* **Your goal**
In the material below, list every line carrying the string "from".

* **Input records**
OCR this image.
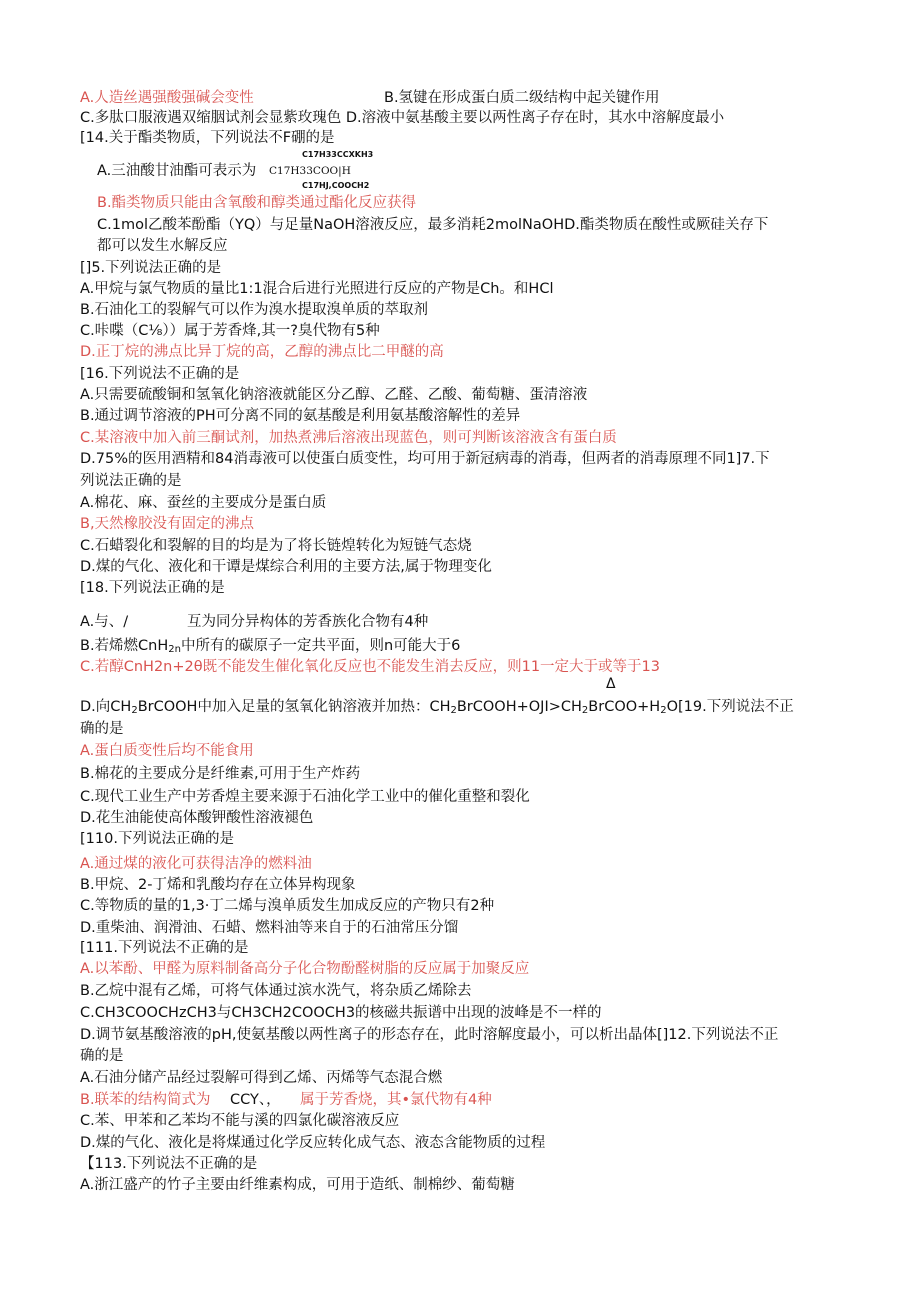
A.人造丝遇强酸强碱会变性	B.氢键在形成蛋白质二级结构中起关键作用
C.多肽口服液遇双缩胭试剂会显紫玫瑰色 D.溶液中氨基酸主要以两性离子存在时，其水中溶解度最小
[14.关于酯类物质，下列说法不F硼的是
C17H33CCXKH3
A.三油酸甘油酯可表示为 C17H33COO|H
C17HJ,COOCH2
B.酯类物质只能由含氧酸和醇类通过酯化反应获得
C.1mol乙酸苯酚酯（YQ）与足量NaOH溶液反应，最多消耗2molNaOHD.酯类物质在酸性或厥硅关存下
都可以发生水解反应
[]5.下列说法正确的是
A.甲烷与氯气物质的量比1:1混合后进行光照进行反应的产物是Ch。和HCl
B.石油化工的裂解气可以作为溴水提取溴单质的萃取剂
C.咔喋（C⅛））属于芳香烽,其一?臭代物有5种
D.正丁烷的沸点比异丁烷的高，乙醇的沸点比二甲醚的高
[16.下列说法不正确的是
A.只需要硫酸铜和氢氧化钠溶液就能区分乙醇、乙醛、乙酸、葡萄糖、蛋清溶液
B.通过调节溶液的PH可分离不同的氨基酸是利用氨基酸溶解性的差异
C.某溶液中加入前三酮试剂，加热煮沸后溶液出现蓝色，则可判断该溶液含有蛋白质
D.75%的医用酒精和84消毒液可以使蛋白质变性，均可用于新冠病毒的消毒，但两者的消毒原理不同1]7.下
列说法正确的是
A.棉花、麻、蚕丝的主要成分是蛋白质
B,天然橡胶没有固定的沸点
C.石蜡裂化和裂解的目的均是为了将长链煌转化为短链气态烧
D.煤的气化、液化和干谭是煤综合利用的主要方法,属于物理变化
[18.下列说法正确的是
A.与、/	互为同分异构体的芳香族化合物有4种
B.若烯燃CnH$_{2n}$中所有的碳原子一定共平面，则n可能大于6
C.若醇CnH2n+2θ既不能发生催化氧化反应也不能发生消去反应，则11一定大于或等于13
Δ
D.向$CH_2BrCOOH$中加入足量的氢氧化钠溶液并加热：$CH_2BrCOOH+OJI>CH_2BrCOO+H_2O[19$.下列说法不正
确的是
A.蛋白质变性后均不能食用
B.棉花的主要成分是纤维素,可用于生产炸药
C.现代工业生产中芳香煌主要来源于石油化学工业中的催化重整和裂化
D.花生油能使高体酸钾酸性溶液褪色
[110.下列说法正确的是
A.通过煤的液化可获得洁净的燃料油
B.甲烷、2-丁烯和乳酸均存在立体异构现象
C.等物质的量的1,3·丁二烯与溴单质发生加成反应的产物只有2种
D.重柴油、润滑油、石蜡、燃料油等来自于的石油常压分馏
[111.下列说法不正确的是
A.以苯酚、甲醛为原料制备高分子化合物酚醛树脂的反应属于加聚反应
B.乙烷中混有乙烯，可将气体通过滨水洗气，将杂质乙烯除去
C.CH3COOCHzCH3与CH3CH2COOCH3的核磁共振谱中出现的波峰是不一样的
D.调节氨基酸溶液的pH,使氨基酸以两性离子的形态存在，此时溶解度最小，可以析出晶体[]12.下列说法不正
确的是
A.石油分储产品经过裂解可得到乙烯、丙烯等气态混合燃
B.联苯的结构简式为 CCY、， 属于芳香烧，其•氯代物有4种
C.苯、甲苯和乙苯均不能与溪的四氯化碳溶液反应
D.煤的气化、液化是将煤通过化学反应转化成气态、液态含能物质的过程
【113.下列说法不正确的是
A.浙江盛产的竹子主要由纤维素构成，可用于造纸、制棉纱、葡萄糖
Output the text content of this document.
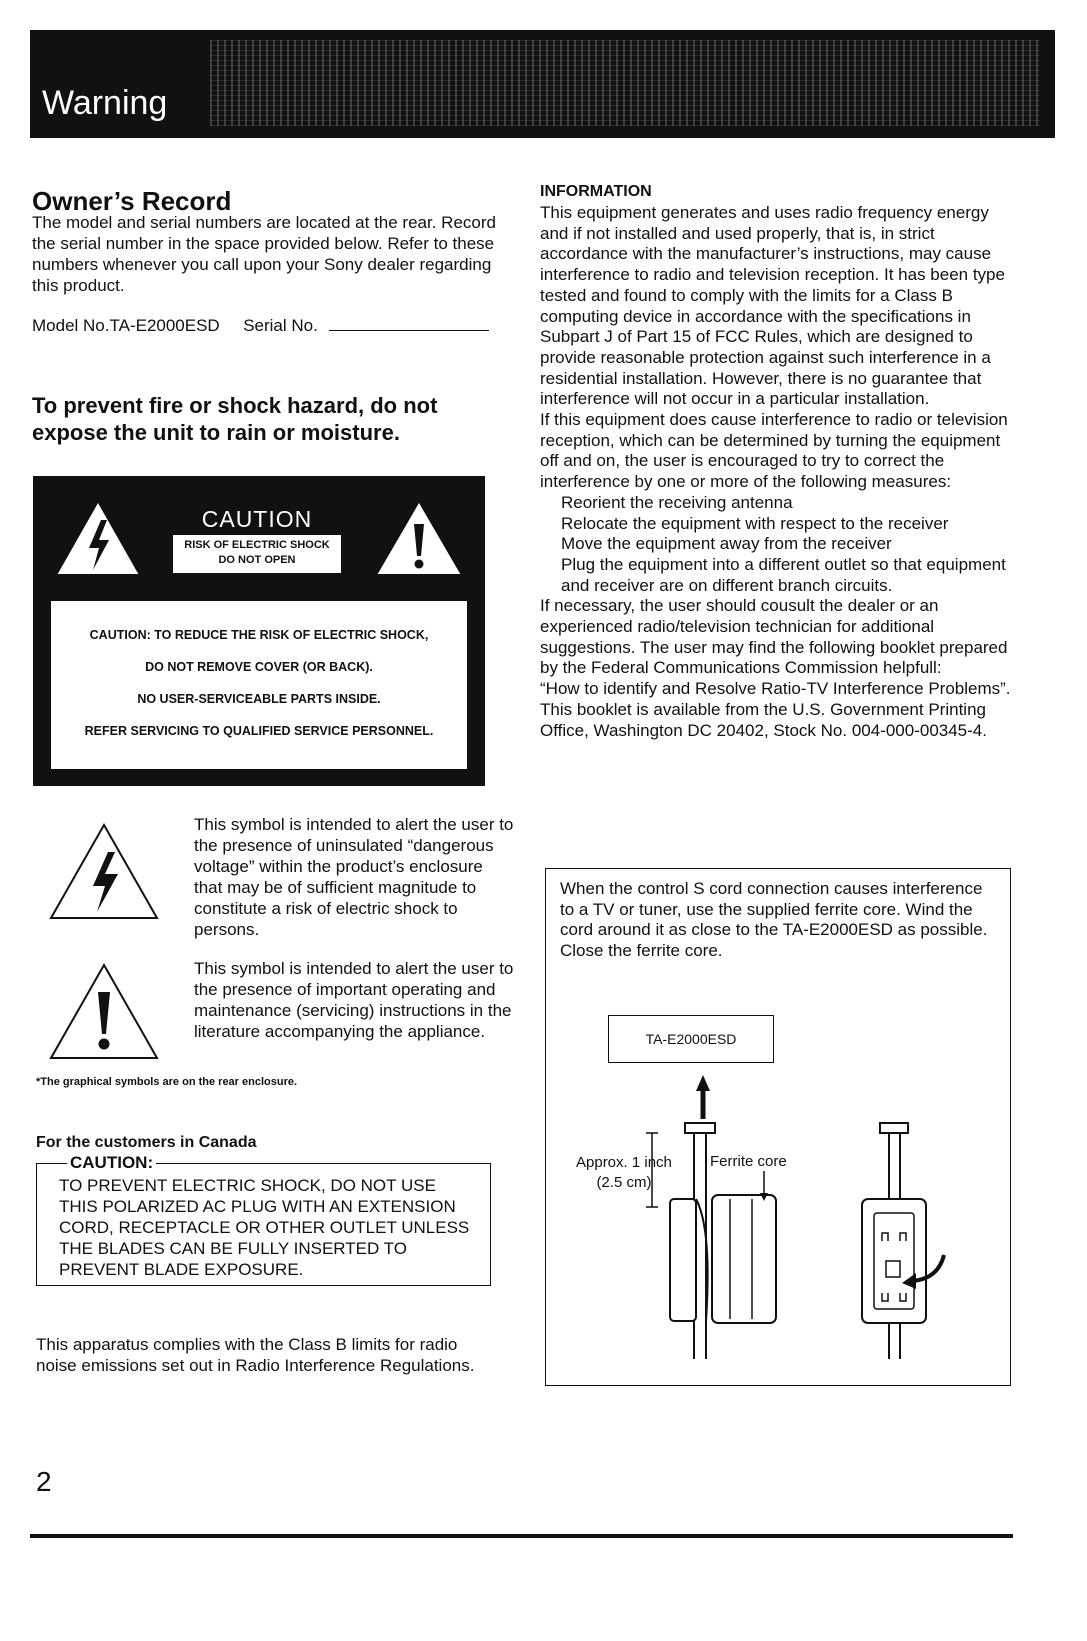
Warning
Owner’s Record
The model and serial numbers are located at the rear. Record the serial number in the space provided below. Refer to these numbers whenever you call upon your Sony dealer regarding this product.
Model No.TA-E2000ESD Serial No.
To prevent fire or shock hazard, do not expose the unit to rain or moisture.
CAUTION
RISK OF ELECTRIC SHOCK
DO NOT OPEN
CAUTION: TO REDUCE THE RISK OF ELECTRIC SHOCK,
DO NOT REMOVE COVER (OR BACK).
NO USER-SERVICEABLE PARTS INSIDE.
REFER SERVICING TO QUALIFIED SERVICE PERSONNEL.
This symbol is intended to alert the user to the presence of uninsulated “dangerous voltage” within the product’s enclosure that may be of sufficient magnitude to constitute a risk of electric shock to persons.
This symbol is intended to alert the user to the presence of important operating and maintenance (servicing) instructions in the literature accompanying the appliance.
*The graphical symbols are on the rear enclosure.
For the customers in Canada
CAUTION:
TO PREVENT ELECTRIC SHOCK, DO NOT USE THIS POLARIZED AC PLUG WITH AN EXTENSION CORD, RECEPTACLE OR OTHER OUTLET UNLESS THE BLADES CAN BE FULLY INSERTED TO PREVENT BLADE EXPOSURE.
This apparatus complies with the Class B limits for radio noise emissions set out in Radio Interference Regulations.
2
INFORMATION
This equipment generates and uses radio frequency energy and if not installed and used properly, that is, in strict accordance with the manufacturer’s instructions, may cause interference to radio and television reception. It has been type tested and found to comply with the limits for a Class B computing device in accordance with the specifications in Subpart J of Part 15 of FCC Rules, which are designed to provide reasonable protection against such interference in a residential installation. However, there is no guarantee that interference will not occur in a particular installation.
If this equipment does cause interference to radio or television reception, which can be determined by turning the equipment off and on, the user is encouraged to try to correct the interference by one or more of the following measures:
Reorient the receiving antenna
Relocate the equipment with respect to the receiver
Move the equipment away from the receiver
Plug the equipment into a different outlet so that equipment and receiver are on different branch circuits.
If necessary, the user should cousult the dealer or an experienced radio/television technician for additional suggestions. The user may find the following booklet prepared by the Federal Communications Commission helpfull:
“How to identify and Resolve Ratio-TV Interference Problems”. This booklet is available from the U.S. Government Printing Office, Washington DC 20402, Stock No. 004-000-00345-4.
When the control S cord connection causes interference to a TV or tuner, use the supplied ferrite core. Wind the cord around it as close to the TA-E2000ESD as possible. Close the ferrite core.
TA-E2000ESD
Approx. 1 inch
(2.5 cm)
Ferrite core
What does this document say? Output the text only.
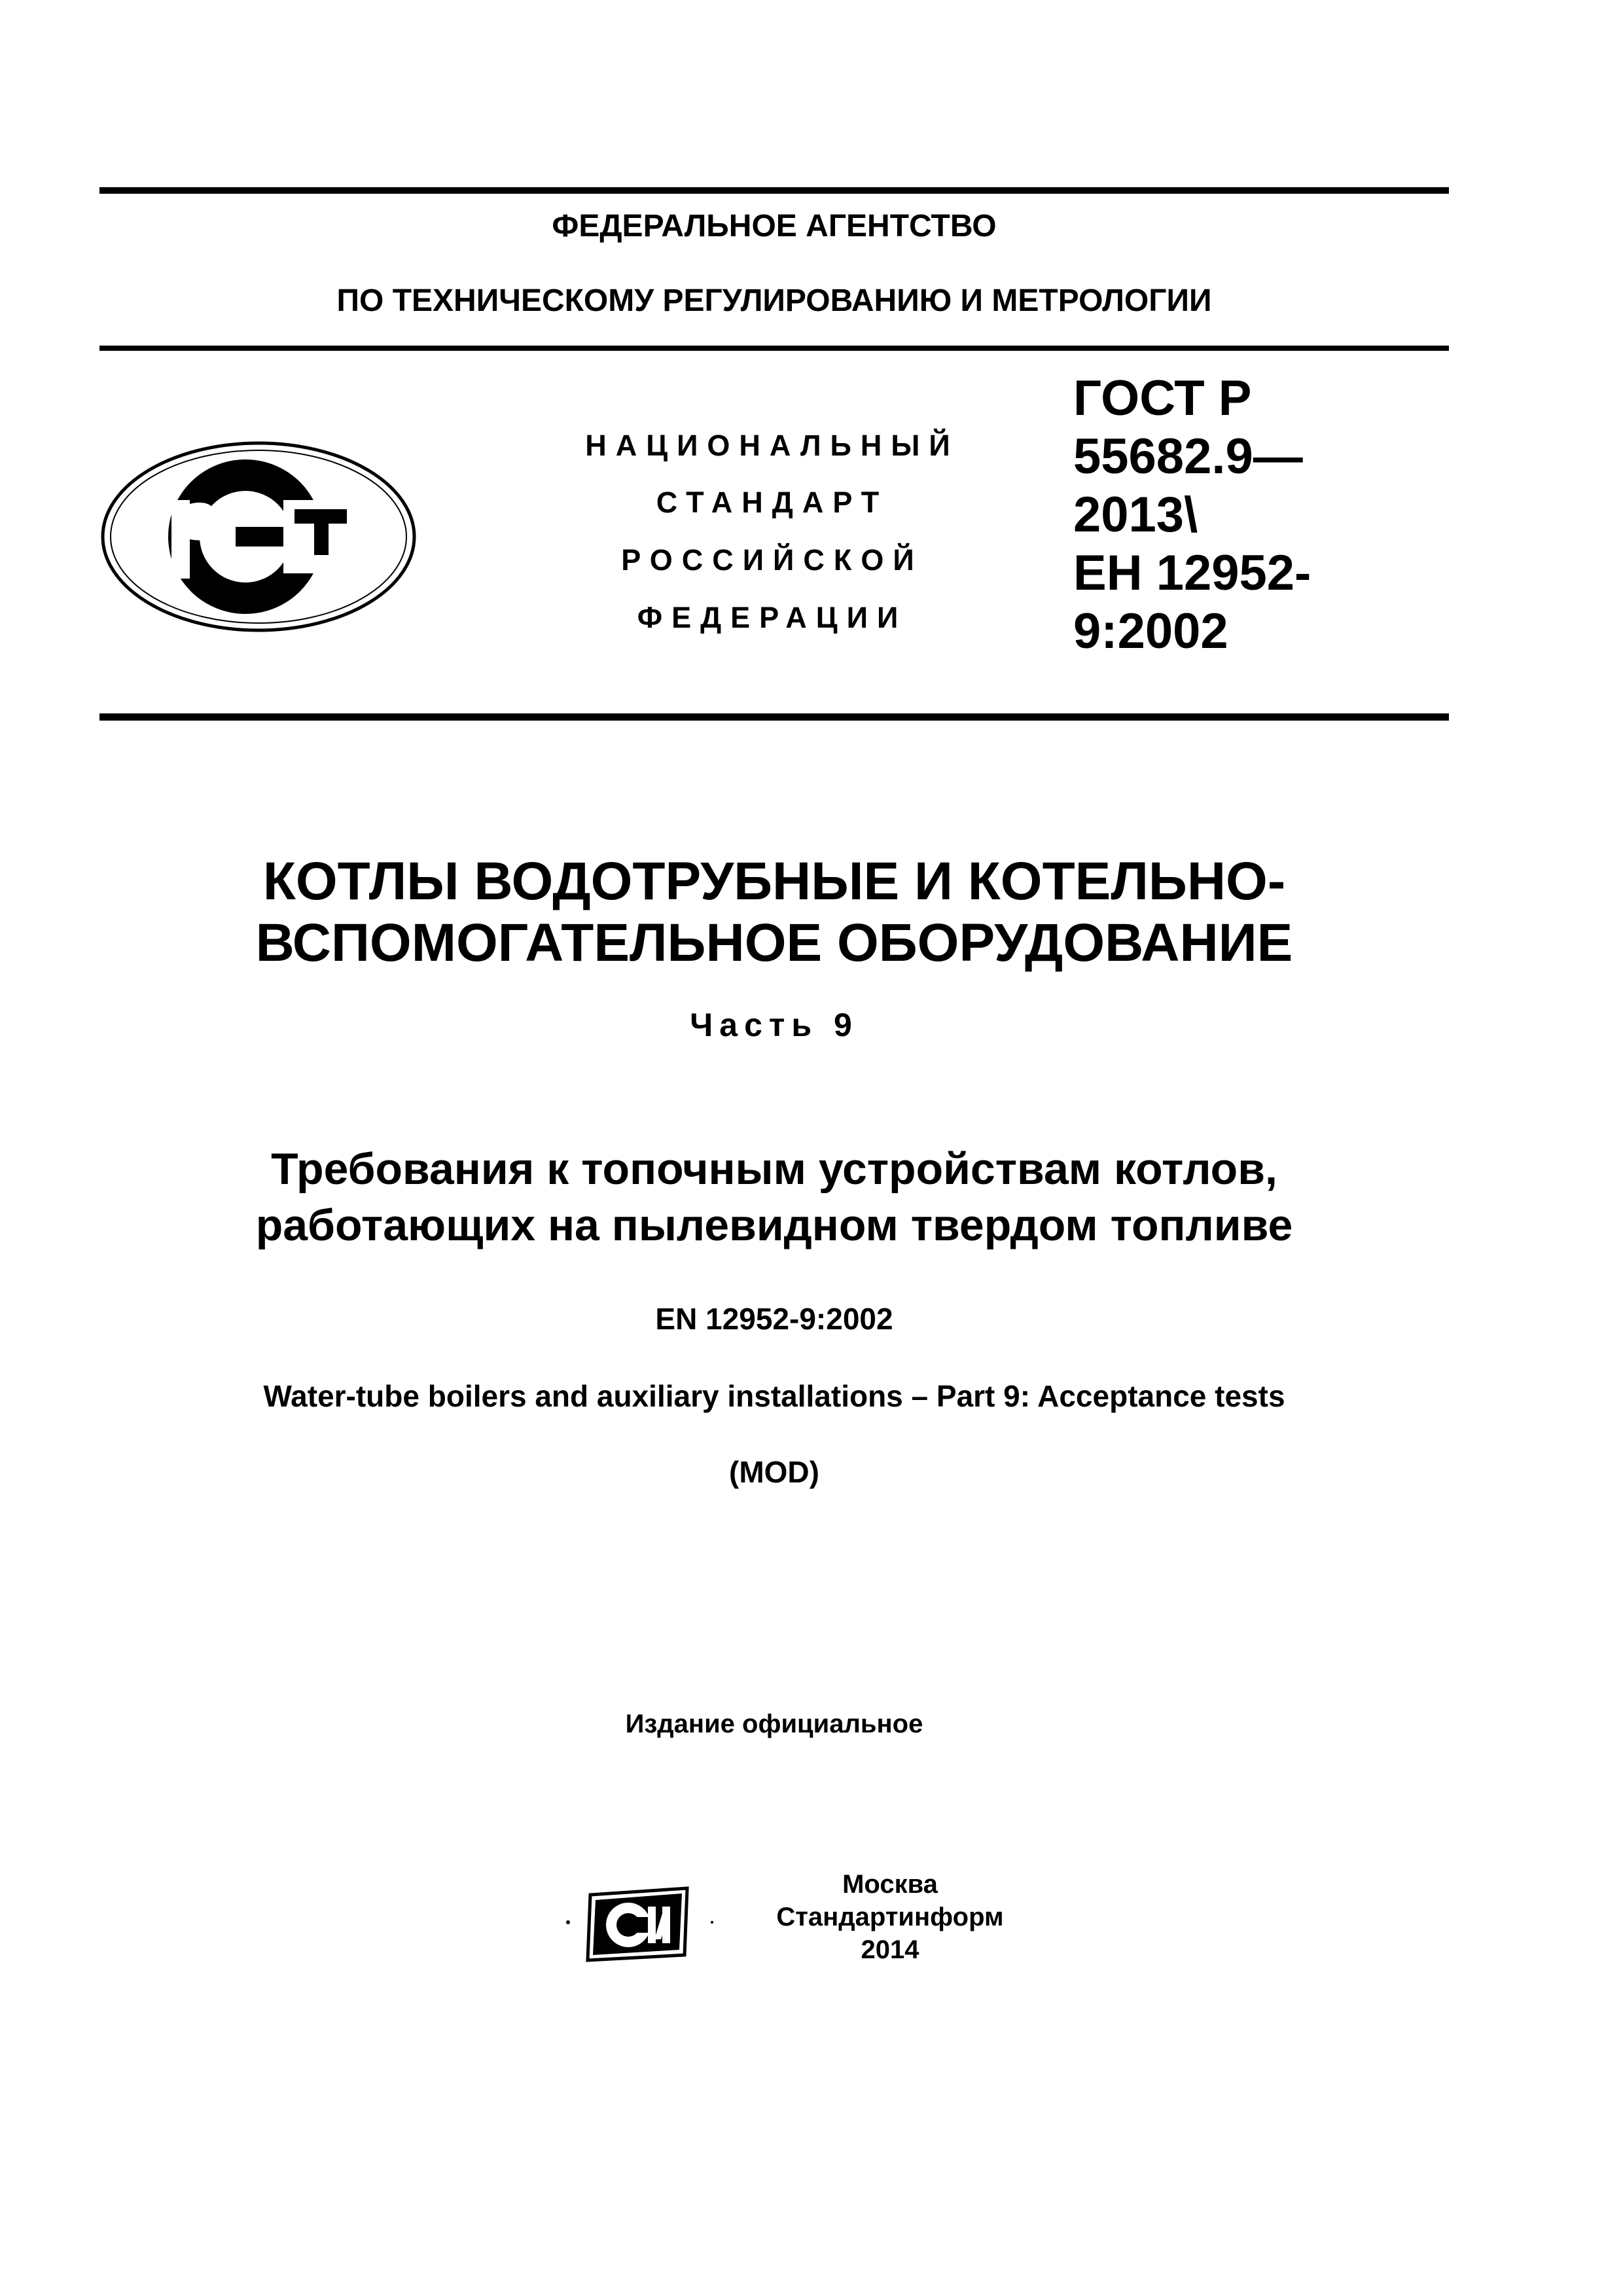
ФЕДЕРАЛЬНОЕ АГЕНТСТВО
ПО ТЕХНИЧЕСКОМУ РЕГУЛИРОВАНИЮ И МЕТРОЛОГИИ
НАЦИОНАЛЬНЫЙ
СТАНДАРТ
РОССИЙСКОЙ
ФЕДЕРАЦИИ
ГОСТ Р
55682.9—
2013\
ЕН 12952-
9:2002
КОТЛЫ ВОДОТРУБНЫЕ И КОТЕЛЬНО-
ВСПОМОГАТЕЛЬНОЕ ОБОРУДОВАНИЕ
Часть 9
Требования к топочным устройствам котлов,
работающих на пылевидном твердом топливе
EN 12952-9:2002
Water-tube boilers and auxiliary installations – Part 9: Acceptance tests
(MOD)
Издание официальное
Москва
Стандартинформ
2014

* **The completed task**
Move the equipment away from the receiver
“How to identify and Resolve Ratio-TV Interference Problems”. This booklet is available from the U.S. Government Printing Office, Washington DC 20402, Stock No. 004-000-00345-4.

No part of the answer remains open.